* _PROBLEM_
Out of all the lines below, count those with the word "Минимальная". Give the number only.

* _GIVEN DATA_
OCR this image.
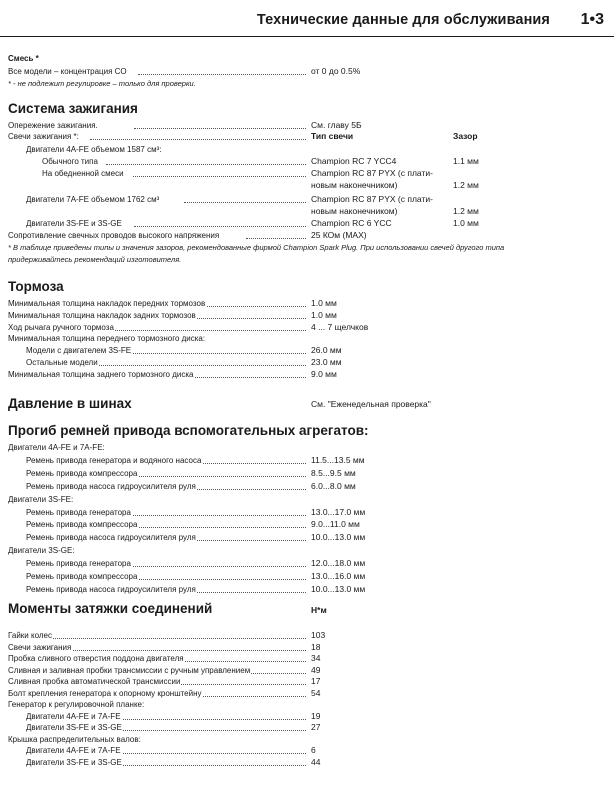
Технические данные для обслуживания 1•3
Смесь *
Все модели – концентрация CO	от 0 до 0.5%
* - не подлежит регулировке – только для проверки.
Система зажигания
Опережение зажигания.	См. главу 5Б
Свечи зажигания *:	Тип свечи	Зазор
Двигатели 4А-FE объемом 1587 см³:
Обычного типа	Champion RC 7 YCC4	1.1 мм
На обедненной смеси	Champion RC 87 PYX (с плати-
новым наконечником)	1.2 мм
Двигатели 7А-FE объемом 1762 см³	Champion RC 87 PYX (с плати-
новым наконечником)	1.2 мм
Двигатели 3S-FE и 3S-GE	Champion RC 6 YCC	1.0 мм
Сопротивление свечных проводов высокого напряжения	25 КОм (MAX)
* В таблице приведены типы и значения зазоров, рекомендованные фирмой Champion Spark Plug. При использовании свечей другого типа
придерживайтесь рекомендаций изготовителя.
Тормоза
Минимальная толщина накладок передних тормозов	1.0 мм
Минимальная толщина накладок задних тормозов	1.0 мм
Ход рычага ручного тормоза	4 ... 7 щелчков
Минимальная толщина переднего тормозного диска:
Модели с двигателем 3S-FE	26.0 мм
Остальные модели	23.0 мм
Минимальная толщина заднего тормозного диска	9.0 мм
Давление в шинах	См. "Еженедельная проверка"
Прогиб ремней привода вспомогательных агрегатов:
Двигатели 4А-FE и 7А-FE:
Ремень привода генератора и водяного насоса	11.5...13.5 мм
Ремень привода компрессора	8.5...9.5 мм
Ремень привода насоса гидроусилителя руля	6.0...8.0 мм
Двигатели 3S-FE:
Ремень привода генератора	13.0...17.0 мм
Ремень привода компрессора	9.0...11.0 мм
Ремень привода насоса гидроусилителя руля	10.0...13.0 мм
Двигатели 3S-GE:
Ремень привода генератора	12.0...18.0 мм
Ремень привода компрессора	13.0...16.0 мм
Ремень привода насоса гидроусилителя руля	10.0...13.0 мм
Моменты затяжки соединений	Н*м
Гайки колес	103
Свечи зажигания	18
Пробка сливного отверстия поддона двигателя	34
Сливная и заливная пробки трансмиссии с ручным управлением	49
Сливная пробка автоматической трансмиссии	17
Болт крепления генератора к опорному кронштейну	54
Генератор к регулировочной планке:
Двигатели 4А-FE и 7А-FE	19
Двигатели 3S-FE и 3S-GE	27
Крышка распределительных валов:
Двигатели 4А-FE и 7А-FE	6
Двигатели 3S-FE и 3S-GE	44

...

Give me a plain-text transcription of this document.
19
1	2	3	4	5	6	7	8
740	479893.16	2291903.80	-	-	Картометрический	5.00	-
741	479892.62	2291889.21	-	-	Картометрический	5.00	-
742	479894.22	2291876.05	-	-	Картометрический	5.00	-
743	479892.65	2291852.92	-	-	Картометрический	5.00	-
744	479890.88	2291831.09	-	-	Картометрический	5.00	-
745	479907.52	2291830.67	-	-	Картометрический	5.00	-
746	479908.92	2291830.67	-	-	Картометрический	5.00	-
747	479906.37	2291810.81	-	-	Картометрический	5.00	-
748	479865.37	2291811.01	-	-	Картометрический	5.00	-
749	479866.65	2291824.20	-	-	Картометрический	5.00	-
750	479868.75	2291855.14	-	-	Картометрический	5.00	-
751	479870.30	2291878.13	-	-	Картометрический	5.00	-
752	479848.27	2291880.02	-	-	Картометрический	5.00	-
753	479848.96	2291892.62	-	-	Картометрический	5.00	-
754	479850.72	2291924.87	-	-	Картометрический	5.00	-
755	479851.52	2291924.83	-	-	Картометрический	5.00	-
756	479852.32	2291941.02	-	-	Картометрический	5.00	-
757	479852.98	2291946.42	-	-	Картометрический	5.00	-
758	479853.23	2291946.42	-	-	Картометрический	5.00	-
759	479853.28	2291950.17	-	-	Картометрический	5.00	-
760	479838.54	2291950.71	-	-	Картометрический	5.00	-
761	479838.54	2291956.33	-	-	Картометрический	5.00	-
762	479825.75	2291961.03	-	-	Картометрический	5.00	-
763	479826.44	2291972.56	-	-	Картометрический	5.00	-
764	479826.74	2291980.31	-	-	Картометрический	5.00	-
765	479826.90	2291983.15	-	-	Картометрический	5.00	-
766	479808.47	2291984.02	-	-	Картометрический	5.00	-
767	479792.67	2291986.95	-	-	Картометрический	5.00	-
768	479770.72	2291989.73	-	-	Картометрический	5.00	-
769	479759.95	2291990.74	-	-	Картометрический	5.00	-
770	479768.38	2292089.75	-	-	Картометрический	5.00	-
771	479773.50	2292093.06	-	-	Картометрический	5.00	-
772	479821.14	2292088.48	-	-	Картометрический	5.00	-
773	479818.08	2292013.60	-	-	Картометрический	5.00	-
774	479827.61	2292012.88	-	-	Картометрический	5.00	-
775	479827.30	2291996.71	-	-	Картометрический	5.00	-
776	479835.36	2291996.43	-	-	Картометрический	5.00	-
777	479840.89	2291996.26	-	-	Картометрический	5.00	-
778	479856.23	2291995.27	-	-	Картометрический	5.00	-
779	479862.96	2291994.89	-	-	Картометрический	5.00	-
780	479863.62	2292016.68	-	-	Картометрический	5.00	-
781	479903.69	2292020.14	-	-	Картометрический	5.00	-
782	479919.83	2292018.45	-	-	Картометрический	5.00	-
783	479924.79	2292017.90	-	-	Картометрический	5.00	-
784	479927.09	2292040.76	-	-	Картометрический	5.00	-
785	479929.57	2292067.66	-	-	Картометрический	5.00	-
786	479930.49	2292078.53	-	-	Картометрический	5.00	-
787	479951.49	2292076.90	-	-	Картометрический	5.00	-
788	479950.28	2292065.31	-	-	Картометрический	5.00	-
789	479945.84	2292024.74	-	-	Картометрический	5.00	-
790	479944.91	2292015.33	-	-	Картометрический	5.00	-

* _COMPLETED EXERCISE_
4